[begin Provided records]

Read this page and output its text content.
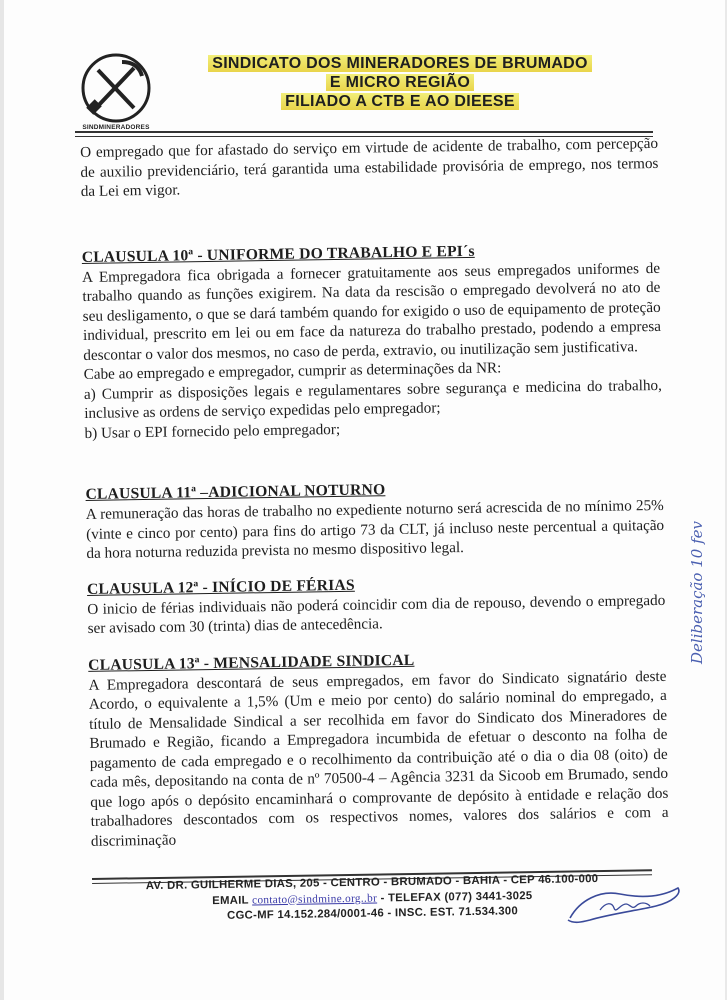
SINDMINERADORES
SINDICATO DOS MINERADORES DE BRUMADO
E MICRO REGIÃO
FILIADO A CTB E AO DIEESE

O empregado que for afastado do serviço em virtude de acidente de trabalho, com percepção de auxilio previdenciário, terá garantida uma estabilidade provisória de emprego, nos termos da Lei em vigor.

CLAUSULA 10ª - UNIFORME DO TRABALHO E EPI´s

A Empregadora fica obrigada a fornecer gratuitamente aos seus empregados uniformes de trabalho quando as funções exigirem. Na data da rescisão o empregado devolverá no ato de seu desligamento, o que se dará também quando for exigido o uso de equipamento de proteção individual, prescrito em lei ou em face da natureza do trabalho prestado, podendo a empresa descontar o valor dos mesmos, no caso de perda, extravio, ou inutilização sem justificativa.

Cabe ao empregado e empregador, cumprir as determinações da NR:

a) Cumprir as disposições legais e regulamentares sobre segurança e medicina do trabalho, inclusive as ordens de serviço expedidas pelo empregador;

b) Usar o EPI fornecido pelo empregador;

CLAUSULA 11ª –ADICIONAL NOTURNO

A remuneração das horas de trabalho no expediente noturno será acrescida de no mínimo 25% (vinte e cinco por cento) para fins do artigo 73 da CLT, já incluso neste percentual a quitação da hora noturna reduzida prevista no mesmo dispositivo legal.

CLAUSULA 12ª - INÍCIO DE FÉRIAS

O inicio de férias individuais não poderá coincidir com dia de repouso, devendo o empregado ser avisado com 30 (trinta) dias de antecedência.

CLAUSULA 13ª - MENSALIDADE SINDICAL

A Empregadora descontará de seus empregados, em favor do Sindicato signatário deste Acordo, o equivalente a 1,5% (Um e meio por cento) do salário nominal do empregado, a título de Mensalidade Sindical a ser recolhida em favor do Sindicato dos Mineradores de Brumado e Região, ficando a Empregadora incumbida de efetuar o desconto na folha de pagamento de cada empregado e o recolhimento da contribuição até o dia o dia 08 (oito) de cada mês, depositando na conta de nº 70500-4 – Agência 3231 da Sicoob em Brumado, sendo que logo após o depósito encaminhará o comprovante de depósito à entidade e relação dos trabalhadores descontados com os respectivos nomes, valores dos salários e com a discriminação

Deliberação 10 fev
AV. DR. GUILHERME DIAS, 205 - CENTRO - BRUMADO - BAHIA - CEP 46.100-000
EMAIL contato@sindmine.org..br - TELEFAX (077) 3441-3025
CGC-MF 14.152.284/0001-46 - INSC. EST. 71.534.300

[end Provided records]

Retype the listing exactly. Pictures do not belong in the copy.

▸ Worked solution:
Read this page and output its text content.
SINDMINERADORES
SINDICATO DOS MINERADORES DE BRUMADO
E MICRO REGIÃO
FILIADO A CTB E AO DIEESE

O empregado que for afastado do serviço em virtude de acidente de trabalho, com percepção de auxilio previdenciário, terá garantida uma estabilidade provisória de emprego, nos termos da Lei em vigor.

CLAUSULA 10ª - UNIFORME DO TRABALHO E EPI´s

A Empregadora fica obrigada a fornecer gratuitamente aos seus empregados uniformes de trabalho quando as funções exigirem. Na data da rescisão o empregado devolverá no ato de seu desligamento, o que se dará também quando for exigido o uso de equipamento de proteção individual, prescrito em lei ou em face da natureza do trabalho prestado, podendo a empresa descontar o valor dos mesmos, no caso de perda, extravio, ou inutilização sem justificativa.

Cabe ao empregado e empregador, cumprir as determinações da NR:

a) Cumprir as disposições legais e regulamentares sobre segurança e medicina do trabalho, inclusive as ordens de serviço expedidas pelo empregador;

b) Usar o EPI fornecido pelo empregador;

CLAUSULA 11ª –ADICIONAL NOTURNO

A remuneração das horas de trabalho no expediente noturno será acrescida de no mínimo 25% (vinte e cinco por cento) para fins do artigo 73 da CLT, já incluso neste percentual a quitação da hora noturna reduzida prevista no mesmo dispositivo legal.

CLAUSULA 12ª - INÍCIO DE FÉRIAS

O inicio de férias individuais não poderá coincidir com dia de repouso, devendo o empregado ser avisado com 30 (trinta) dias de antecedência.

CLAUSULA 13ª - MENSALIDADE SINDICAL

A Empregadora descontará de seus empregados, em favor do Sindicato signatário deste Acordo, o equivalente a 1,5% (Um e meio por cento) do salário nominal do empregado, a título de Mensalidade Sindical a ser recolhida em favor do Sindicato dos Mineradores de Brumado e Região, ficando a Empregadora incumbida de efetuar o desconto na folha de pagamento de cada empregado e o recolhimento da contribuição até o dia o dia 08 (oito) de cada mês, depositando na conta de nº 70500-4 – Agência 3231 da Sicoob em Brumado, sendo que logo após o depósito encaminhará o comprovante de depósito à entidade e relação dos trabalhadores descontados com os respectivos nomes, valores dos salários e com a discriminação

Deliberação 10 fev
AV. DR. GUILHERME DIAS, 205 - CENTRO - BRUMADO - BAHIA - CEP 46.100-000
EMAIL contato@sindmine.org..br - TELEFAX (077) 3441-3025
CGC-MF 14.152.284/0001-46 - INSC. EST. 71.534.300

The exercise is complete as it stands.